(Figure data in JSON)
--- Begin ---

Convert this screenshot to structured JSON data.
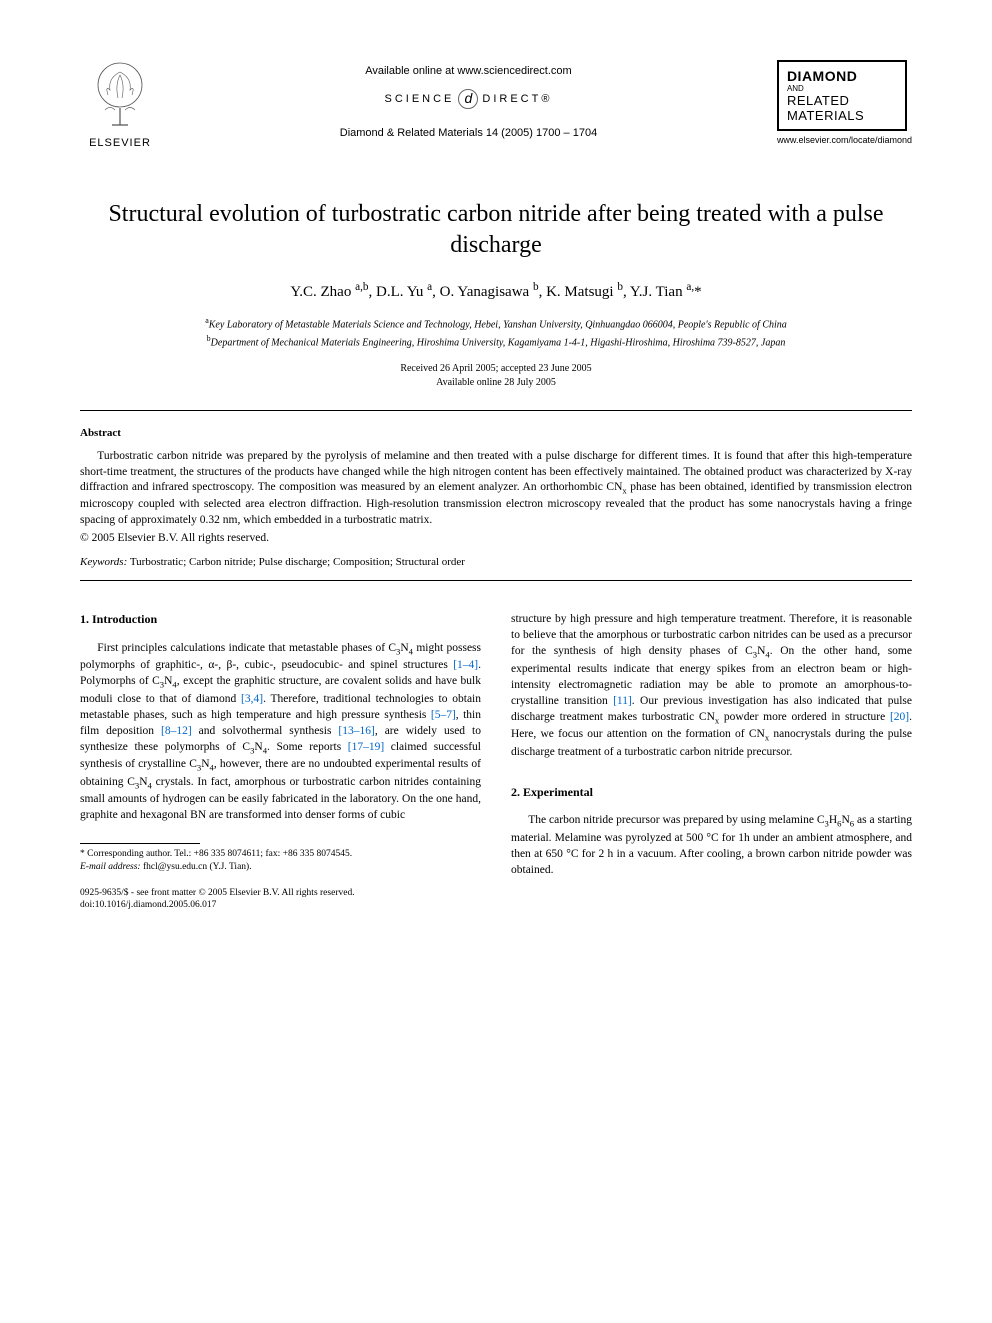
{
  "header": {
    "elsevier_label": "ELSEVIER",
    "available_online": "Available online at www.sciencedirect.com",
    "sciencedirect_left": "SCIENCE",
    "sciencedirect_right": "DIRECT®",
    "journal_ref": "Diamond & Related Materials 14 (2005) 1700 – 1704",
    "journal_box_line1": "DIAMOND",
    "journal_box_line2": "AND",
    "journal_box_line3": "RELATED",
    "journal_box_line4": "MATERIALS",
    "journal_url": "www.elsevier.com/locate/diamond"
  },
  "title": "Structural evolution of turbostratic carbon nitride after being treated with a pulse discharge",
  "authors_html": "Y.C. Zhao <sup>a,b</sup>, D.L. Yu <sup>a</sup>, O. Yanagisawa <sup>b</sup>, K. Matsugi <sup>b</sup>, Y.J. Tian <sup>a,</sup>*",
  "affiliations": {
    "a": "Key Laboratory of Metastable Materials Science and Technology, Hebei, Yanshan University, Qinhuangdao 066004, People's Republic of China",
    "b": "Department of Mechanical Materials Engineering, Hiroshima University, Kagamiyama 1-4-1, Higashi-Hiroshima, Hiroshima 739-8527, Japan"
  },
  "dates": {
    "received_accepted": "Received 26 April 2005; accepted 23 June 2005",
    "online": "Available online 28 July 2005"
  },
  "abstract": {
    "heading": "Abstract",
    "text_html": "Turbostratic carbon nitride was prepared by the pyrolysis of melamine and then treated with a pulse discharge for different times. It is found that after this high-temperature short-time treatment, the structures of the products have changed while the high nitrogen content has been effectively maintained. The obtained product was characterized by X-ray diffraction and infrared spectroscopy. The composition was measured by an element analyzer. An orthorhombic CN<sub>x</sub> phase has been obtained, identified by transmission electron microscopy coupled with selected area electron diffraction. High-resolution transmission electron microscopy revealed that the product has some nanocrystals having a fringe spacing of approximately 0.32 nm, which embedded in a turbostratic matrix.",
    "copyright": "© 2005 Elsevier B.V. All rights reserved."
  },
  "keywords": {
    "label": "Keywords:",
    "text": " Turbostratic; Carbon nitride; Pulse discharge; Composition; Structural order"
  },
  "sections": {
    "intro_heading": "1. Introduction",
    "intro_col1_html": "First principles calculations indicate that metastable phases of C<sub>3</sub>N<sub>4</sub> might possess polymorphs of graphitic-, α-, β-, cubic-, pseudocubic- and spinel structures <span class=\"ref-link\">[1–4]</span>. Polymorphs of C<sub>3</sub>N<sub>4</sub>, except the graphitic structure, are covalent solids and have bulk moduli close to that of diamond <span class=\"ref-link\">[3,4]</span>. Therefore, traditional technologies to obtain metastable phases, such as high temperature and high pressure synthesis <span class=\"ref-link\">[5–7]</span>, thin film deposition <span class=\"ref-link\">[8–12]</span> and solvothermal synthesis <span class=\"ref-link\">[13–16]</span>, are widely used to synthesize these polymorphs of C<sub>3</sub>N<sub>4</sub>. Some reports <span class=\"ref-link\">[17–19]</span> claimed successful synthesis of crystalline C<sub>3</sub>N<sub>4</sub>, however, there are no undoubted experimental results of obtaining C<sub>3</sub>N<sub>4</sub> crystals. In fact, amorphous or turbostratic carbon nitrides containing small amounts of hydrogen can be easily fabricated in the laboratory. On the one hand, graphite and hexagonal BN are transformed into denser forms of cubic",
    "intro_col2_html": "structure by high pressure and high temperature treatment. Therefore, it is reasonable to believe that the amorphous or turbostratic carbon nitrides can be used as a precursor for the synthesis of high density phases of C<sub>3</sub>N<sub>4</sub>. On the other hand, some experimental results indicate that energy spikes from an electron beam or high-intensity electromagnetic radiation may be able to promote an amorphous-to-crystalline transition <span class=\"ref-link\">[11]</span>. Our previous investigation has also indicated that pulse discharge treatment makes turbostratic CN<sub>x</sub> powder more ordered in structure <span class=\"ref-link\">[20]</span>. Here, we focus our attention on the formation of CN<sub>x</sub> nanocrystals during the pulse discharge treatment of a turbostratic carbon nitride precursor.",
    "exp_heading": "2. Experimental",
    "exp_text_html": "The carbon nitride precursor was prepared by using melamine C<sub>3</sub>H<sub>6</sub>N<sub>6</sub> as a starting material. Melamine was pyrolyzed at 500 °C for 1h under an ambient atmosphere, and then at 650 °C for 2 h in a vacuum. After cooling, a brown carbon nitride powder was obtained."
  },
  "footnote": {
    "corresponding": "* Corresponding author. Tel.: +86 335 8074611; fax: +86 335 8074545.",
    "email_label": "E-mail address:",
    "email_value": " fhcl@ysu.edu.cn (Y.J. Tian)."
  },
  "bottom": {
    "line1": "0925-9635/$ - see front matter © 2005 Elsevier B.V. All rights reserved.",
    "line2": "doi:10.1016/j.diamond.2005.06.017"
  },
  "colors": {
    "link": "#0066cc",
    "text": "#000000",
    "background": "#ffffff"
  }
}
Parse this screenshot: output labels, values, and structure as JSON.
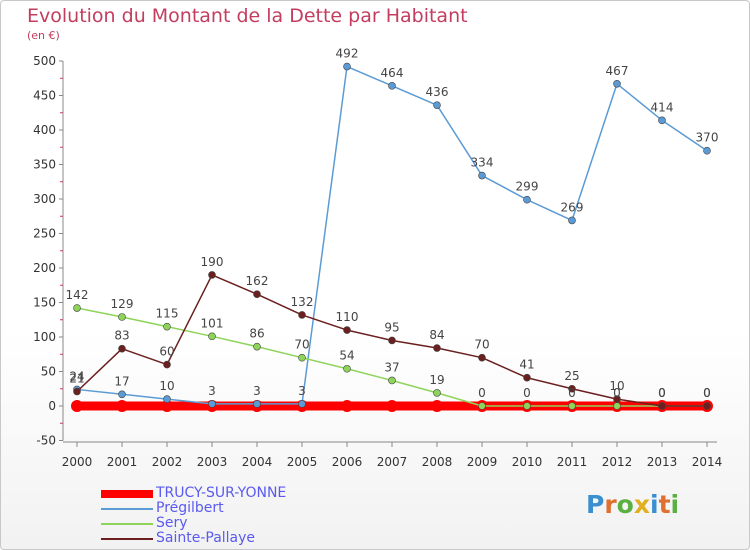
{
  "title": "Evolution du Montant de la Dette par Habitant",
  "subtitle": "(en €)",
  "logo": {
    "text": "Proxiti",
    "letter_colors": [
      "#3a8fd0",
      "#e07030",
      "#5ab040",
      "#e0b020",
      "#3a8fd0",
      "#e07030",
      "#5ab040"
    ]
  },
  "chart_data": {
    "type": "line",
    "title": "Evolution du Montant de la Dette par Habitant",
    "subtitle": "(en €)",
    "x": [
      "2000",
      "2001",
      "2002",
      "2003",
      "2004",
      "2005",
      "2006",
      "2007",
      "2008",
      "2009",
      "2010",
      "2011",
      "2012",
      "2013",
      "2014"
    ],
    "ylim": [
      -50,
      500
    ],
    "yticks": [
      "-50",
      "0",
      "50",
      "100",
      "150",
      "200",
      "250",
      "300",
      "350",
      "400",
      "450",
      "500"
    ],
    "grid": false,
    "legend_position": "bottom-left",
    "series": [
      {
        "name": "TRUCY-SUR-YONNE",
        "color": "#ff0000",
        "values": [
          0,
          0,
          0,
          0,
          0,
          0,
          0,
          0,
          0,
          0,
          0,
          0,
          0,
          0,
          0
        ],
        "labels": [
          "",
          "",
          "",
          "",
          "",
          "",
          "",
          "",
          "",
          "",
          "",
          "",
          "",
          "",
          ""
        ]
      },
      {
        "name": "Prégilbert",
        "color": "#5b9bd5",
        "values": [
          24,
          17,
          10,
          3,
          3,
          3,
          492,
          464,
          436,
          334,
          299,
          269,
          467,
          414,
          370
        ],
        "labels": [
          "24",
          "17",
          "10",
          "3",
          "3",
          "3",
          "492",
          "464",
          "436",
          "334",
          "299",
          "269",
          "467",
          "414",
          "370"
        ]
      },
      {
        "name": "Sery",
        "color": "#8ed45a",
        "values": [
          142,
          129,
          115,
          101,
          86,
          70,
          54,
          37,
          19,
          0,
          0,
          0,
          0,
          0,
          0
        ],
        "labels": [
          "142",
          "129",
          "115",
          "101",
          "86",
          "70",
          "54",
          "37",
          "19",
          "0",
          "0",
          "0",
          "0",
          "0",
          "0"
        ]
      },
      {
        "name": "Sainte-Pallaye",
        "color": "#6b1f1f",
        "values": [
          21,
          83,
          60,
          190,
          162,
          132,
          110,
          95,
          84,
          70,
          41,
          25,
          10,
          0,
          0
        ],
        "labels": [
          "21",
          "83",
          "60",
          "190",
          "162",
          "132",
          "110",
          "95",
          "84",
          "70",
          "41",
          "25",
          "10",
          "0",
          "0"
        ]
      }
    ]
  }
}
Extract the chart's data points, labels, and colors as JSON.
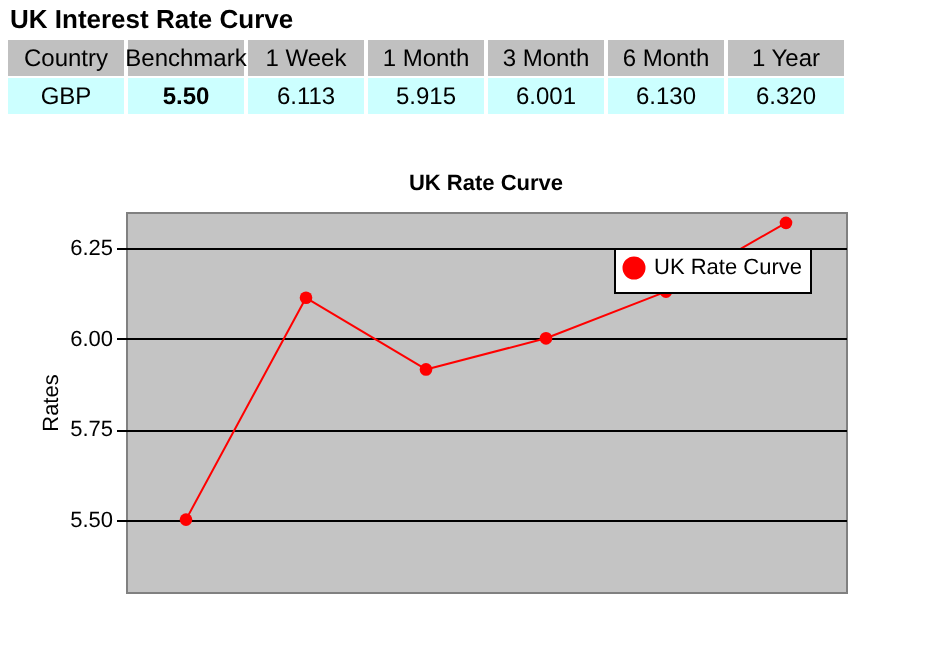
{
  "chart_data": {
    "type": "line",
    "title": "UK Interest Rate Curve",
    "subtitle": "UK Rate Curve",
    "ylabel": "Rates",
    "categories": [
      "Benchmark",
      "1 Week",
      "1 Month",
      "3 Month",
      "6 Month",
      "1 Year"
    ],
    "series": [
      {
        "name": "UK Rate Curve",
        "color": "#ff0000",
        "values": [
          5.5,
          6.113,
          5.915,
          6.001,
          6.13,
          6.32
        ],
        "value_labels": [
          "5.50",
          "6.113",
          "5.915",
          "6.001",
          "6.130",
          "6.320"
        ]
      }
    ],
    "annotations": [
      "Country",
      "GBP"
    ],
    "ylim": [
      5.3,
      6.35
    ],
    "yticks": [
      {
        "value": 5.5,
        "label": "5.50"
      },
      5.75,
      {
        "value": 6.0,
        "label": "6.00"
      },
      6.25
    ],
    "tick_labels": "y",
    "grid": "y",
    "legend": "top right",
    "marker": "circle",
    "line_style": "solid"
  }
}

--- End ---

**REQUEST**.
Say how many lines of the data include the word "rights". Respond with the number alone.

**WRITTEN SOLUTION**.
2